[THE EXERCISE]:
Of all the lines in the records, how many hold the word "Maximum"? Answer with the number only.

[DATA IN THIS EXERCISE]:
---+---

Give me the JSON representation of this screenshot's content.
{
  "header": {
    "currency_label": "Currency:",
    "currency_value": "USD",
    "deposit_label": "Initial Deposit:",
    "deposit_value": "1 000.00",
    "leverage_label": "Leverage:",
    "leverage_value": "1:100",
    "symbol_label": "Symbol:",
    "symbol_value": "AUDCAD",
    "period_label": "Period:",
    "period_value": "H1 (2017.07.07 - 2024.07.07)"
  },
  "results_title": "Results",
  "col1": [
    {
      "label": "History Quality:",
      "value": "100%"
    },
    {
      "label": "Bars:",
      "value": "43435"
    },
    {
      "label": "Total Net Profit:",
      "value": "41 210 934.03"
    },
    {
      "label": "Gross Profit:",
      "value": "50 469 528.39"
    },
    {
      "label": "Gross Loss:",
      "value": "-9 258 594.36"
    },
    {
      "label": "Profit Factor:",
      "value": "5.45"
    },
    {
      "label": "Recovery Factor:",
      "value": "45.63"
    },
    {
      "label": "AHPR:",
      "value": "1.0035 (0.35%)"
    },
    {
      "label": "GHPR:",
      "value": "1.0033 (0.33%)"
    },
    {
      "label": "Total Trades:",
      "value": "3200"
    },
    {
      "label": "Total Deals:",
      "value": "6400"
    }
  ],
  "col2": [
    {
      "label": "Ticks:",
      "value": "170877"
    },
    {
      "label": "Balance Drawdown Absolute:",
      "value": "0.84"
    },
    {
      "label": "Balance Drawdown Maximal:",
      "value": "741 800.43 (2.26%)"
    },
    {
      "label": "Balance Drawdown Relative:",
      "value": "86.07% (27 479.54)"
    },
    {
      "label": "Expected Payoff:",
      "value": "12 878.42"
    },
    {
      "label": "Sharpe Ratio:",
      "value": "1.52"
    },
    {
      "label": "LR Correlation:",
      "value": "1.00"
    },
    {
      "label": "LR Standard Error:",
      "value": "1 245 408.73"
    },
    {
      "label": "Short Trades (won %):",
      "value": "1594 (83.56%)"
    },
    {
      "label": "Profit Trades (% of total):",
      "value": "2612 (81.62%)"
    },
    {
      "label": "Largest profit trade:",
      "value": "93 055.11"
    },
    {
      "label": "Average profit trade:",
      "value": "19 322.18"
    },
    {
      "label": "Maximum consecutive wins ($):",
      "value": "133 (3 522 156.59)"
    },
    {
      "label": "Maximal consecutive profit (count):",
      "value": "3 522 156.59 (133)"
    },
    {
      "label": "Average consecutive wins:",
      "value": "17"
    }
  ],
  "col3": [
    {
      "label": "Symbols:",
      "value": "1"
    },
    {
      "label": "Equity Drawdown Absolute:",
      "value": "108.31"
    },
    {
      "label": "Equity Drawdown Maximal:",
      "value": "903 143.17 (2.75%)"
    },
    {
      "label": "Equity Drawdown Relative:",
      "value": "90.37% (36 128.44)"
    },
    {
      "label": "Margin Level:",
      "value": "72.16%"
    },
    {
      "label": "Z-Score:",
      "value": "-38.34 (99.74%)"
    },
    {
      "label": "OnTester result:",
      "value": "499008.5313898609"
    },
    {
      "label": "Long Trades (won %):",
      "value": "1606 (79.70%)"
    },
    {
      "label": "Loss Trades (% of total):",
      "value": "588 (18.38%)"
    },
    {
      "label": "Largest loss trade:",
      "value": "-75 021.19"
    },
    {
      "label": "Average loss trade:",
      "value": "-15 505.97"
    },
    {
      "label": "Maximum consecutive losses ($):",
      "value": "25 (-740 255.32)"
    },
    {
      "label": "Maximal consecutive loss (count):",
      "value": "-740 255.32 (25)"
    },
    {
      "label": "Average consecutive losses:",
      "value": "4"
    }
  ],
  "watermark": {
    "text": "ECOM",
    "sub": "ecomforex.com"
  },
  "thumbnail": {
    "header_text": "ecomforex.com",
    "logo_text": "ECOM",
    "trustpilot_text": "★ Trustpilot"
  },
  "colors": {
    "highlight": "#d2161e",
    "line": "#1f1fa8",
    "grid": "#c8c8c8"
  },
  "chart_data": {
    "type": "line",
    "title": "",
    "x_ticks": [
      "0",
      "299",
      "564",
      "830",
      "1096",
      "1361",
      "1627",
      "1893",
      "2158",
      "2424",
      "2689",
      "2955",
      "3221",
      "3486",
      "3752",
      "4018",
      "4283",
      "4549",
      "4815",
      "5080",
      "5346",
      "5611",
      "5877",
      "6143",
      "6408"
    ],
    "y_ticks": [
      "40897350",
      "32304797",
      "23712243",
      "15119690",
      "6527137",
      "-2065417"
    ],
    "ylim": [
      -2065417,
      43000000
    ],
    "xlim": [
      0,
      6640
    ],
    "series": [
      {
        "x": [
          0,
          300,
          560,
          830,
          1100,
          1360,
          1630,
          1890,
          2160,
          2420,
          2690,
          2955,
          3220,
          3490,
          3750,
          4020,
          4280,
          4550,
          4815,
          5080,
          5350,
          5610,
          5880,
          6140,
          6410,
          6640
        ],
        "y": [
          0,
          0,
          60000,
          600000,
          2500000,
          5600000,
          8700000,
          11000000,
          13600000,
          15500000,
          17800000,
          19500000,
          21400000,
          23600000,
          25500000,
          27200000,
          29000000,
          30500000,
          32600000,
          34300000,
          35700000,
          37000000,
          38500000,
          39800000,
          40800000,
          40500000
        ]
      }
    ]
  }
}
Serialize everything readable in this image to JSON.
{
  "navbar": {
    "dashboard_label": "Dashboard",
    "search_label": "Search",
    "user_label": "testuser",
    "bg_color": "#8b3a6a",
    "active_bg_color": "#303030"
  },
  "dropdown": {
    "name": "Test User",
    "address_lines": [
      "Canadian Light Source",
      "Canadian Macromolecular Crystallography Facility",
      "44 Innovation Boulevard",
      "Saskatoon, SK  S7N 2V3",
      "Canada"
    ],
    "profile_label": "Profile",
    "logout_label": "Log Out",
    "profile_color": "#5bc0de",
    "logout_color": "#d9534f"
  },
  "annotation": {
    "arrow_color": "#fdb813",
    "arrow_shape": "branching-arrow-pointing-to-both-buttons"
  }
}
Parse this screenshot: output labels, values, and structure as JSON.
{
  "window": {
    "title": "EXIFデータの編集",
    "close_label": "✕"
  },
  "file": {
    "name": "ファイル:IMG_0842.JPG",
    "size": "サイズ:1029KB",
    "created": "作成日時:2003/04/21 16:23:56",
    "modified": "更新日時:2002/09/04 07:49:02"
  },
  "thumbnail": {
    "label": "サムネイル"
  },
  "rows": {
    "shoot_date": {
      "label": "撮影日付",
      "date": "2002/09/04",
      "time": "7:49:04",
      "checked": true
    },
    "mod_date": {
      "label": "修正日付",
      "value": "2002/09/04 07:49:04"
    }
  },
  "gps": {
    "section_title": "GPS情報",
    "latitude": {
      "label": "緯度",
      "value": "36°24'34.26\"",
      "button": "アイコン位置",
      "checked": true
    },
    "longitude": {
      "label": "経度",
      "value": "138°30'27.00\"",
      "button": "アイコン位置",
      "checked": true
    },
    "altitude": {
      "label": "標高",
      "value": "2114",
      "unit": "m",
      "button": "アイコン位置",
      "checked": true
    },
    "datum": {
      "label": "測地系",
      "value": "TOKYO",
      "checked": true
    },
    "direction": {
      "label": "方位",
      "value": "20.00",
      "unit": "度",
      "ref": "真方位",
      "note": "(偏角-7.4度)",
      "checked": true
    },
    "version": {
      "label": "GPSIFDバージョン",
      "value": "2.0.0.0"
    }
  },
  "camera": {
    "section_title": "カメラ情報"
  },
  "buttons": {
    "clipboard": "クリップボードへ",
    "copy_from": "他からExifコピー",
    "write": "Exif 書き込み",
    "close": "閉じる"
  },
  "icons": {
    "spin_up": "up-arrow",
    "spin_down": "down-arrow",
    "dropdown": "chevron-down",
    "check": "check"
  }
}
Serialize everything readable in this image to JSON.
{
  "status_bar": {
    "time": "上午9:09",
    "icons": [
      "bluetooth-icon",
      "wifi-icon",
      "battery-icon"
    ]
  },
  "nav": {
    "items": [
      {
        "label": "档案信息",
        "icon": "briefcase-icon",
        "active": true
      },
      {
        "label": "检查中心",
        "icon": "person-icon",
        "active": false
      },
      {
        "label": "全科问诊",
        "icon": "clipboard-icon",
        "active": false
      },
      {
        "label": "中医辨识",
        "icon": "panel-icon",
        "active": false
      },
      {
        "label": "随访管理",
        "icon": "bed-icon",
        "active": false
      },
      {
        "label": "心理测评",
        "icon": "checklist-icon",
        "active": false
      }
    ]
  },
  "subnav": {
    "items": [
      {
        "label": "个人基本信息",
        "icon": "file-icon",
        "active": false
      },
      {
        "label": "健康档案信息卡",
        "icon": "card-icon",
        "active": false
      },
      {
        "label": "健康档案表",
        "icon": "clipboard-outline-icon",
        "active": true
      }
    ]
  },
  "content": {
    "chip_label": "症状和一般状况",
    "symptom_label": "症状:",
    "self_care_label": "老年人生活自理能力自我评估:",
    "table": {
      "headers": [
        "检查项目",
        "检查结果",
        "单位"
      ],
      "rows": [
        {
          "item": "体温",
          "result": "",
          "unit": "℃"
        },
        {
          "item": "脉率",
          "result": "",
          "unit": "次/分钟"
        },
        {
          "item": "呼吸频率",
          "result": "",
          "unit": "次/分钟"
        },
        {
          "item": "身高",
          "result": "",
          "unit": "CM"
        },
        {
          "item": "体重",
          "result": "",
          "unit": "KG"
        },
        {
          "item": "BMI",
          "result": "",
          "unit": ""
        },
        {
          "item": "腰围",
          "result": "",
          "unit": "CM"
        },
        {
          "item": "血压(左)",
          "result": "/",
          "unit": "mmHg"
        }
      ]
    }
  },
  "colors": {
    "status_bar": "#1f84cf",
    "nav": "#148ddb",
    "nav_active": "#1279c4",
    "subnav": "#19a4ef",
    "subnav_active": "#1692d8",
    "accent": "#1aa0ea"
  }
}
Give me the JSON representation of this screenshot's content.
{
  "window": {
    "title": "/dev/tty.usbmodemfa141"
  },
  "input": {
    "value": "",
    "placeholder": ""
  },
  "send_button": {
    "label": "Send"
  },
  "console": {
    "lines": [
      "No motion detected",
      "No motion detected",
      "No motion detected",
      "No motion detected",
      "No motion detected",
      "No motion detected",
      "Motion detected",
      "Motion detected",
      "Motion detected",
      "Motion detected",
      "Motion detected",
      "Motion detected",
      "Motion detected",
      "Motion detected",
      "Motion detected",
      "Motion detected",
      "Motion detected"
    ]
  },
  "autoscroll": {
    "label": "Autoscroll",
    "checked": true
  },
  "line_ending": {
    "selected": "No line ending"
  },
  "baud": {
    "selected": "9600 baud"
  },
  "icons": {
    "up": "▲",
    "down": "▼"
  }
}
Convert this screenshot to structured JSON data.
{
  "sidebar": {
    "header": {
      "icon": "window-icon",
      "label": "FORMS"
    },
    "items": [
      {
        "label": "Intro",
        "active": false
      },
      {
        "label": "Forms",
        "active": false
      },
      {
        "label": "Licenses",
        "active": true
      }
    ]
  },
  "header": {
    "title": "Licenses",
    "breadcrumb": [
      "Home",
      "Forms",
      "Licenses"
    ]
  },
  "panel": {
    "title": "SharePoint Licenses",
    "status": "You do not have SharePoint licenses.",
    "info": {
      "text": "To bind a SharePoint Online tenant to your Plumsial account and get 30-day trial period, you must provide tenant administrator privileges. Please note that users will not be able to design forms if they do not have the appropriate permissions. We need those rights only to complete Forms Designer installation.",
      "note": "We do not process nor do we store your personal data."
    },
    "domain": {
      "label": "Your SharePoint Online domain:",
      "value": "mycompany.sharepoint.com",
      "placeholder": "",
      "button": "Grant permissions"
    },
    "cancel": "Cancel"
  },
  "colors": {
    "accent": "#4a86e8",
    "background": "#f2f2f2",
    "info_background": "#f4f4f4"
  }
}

---+---

[THE RESPONSE]:
2